File spoon-archives/phillitcrit.archive/phillitcrit_1997/phillitcrit.9712, message 165


Date: Mon, 29 Dec 1997 17:47:40 -0500 (EST)
From: Gregory {Greg} Downing <downingg-AT-is2.nyu.edu>
Subject: Re: PLC: Henry Miller and the Academy Who Doesn't Read Him


At 11:20 PM 12/29/97 +0200, you wrote:
>I have written about a tack around the windward marker in a race, ten
>seconds of action at length, my first take off with a hang glider and
>its pursuant landing in the thorns, a simple breakfast of toasted bread
>and cheese and tea one early summer morning, the first time I had to
>make my son cry as I got him to admit he has lied, the time I had to
>spend a whole party night up in a bedroom reading stupid magazines
>because I felt depressed that night, and so on about many other personal
>experiences which have no uniqueness to them other than the fact that it
>was my turn at experiencing them.
>
>Nevertheless, whatever I do, I have no desire to be the next Henry
>Miller.
>
>Sincerely,
>
>Metin Aktay
>

Here's a bit from quite near the end of the first "Bloom" episode in Joyce's
_Ulysses_, namely episode 4. When Pound had this published serially in 1918,
he had a number of cut out without asking Joyce, to avoid obscenity charges.

____

» Short task: In the message about Henry Miller, which numbered episode of Joyce's _Ulysses_ is the first "Bloom" episode?

____

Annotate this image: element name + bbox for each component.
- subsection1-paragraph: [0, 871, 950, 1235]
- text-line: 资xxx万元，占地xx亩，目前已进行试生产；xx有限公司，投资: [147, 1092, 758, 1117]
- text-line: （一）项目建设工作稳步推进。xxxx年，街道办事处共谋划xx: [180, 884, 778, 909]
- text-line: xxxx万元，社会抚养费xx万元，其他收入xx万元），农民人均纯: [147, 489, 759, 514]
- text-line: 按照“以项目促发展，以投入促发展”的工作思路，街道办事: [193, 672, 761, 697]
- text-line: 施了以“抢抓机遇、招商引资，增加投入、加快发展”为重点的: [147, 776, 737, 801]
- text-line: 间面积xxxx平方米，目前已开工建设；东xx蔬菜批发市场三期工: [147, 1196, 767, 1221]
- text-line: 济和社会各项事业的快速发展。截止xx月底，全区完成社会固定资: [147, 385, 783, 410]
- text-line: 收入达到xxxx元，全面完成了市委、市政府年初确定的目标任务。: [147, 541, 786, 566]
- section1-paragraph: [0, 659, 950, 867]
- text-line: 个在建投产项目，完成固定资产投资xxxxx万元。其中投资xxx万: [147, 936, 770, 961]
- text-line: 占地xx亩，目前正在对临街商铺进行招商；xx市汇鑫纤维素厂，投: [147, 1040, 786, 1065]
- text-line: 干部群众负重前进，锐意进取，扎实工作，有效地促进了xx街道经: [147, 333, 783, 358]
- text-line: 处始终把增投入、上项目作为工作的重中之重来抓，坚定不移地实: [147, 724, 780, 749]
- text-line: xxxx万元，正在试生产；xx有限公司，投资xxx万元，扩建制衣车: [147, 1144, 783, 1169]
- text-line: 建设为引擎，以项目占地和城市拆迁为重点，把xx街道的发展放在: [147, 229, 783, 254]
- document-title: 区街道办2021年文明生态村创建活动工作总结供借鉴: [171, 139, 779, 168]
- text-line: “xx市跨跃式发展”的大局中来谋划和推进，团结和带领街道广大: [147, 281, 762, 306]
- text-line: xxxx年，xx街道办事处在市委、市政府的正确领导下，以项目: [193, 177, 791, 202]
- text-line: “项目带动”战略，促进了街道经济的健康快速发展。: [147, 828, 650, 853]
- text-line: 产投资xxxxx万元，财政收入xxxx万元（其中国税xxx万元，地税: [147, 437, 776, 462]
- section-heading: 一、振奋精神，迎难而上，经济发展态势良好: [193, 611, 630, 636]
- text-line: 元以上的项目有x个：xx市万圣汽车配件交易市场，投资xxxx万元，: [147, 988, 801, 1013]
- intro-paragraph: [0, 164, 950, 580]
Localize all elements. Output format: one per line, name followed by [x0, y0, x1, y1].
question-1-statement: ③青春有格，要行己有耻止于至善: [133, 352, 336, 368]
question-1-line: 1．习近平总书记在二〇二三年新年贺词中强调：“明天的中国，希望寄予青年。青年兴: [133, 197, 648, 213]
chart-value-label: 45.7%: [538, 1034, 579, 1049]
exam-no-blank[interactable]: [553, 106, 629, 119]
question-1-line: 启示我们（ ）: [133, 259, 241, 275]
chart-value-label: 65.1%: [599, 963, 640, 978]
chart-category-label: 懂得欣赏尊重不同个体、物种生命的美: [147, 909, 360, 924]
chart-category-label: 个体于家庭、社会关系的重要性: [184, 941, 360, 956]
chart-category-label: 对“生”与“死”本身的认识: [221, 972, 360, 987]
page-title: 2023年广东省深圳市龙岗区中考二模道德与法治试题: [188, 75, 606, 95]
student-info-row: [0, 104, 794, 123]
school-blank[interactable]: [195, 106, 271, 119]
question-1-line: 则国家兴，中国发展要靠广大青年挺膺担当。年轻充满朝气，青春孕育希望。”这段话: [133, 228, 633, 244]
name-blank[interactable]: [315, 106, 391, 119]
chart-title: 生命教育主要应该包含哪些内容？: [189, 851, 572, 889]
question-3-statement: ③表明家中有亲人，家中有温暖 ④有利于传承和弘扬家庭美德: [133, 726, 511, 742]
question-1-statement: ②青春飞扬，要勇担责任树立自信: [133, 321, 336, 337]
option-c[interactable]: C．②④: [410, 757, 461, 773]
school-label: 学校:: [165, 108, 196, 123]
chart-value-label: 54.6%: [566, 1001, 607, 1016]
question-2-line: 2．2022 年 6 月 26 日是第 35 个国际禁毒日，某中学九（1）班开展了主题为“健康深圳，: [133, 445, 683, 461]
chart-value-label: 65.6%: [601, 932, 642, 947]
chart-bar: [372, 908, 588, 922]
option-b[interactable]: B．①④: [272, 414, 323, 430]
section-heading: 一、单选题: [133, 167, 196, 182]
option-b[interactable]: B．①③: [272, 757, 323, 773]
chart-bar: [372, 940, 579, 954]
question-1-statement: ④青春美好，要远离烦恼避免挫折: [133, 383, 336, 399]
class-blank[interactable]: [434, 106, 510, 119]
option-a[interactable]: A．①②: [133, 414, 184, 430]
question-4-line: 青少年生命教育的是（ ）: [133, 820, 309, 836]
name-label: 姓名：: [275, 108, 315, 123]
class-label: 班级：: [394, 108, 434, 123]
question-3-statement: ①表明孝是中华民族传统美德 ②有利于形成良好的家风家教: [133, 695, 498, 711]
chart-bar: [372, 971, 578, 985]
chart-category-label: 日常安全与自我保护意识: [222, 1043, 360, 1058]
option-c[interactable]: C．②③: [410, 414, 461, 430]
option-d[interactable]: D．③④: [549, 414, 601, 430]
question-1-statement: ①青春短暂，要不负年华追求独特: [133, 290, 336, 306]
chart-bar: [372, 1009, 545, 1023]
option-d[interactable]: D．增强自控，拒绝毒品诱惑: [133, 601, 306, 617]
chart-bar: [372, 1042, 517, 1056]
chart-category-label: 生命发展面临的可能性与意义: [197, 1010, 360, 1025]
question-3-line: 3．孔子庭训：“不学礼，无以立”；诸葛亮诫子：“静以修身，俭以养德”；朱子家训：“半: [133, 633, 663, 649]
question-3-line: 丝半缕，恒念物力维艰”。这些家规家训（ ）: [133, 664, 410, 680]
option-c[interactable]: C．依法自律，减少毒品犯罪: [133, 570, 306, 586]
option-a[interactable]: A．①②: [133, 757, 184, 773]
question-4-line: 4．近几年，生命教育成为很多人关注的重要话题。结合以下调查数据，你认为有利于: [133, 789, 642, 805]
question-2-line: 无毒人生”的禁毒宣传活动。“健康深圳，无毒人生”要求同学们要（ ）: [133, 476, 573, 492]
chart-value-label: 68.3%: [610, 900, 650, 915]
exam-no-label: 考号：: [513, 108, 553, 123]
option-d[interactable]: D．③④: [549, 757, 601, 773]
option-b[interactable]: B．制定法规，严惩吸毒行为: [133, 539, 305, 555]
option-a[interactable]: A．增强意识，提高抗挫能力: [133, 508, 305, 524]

____

» Answer below: Episode 4.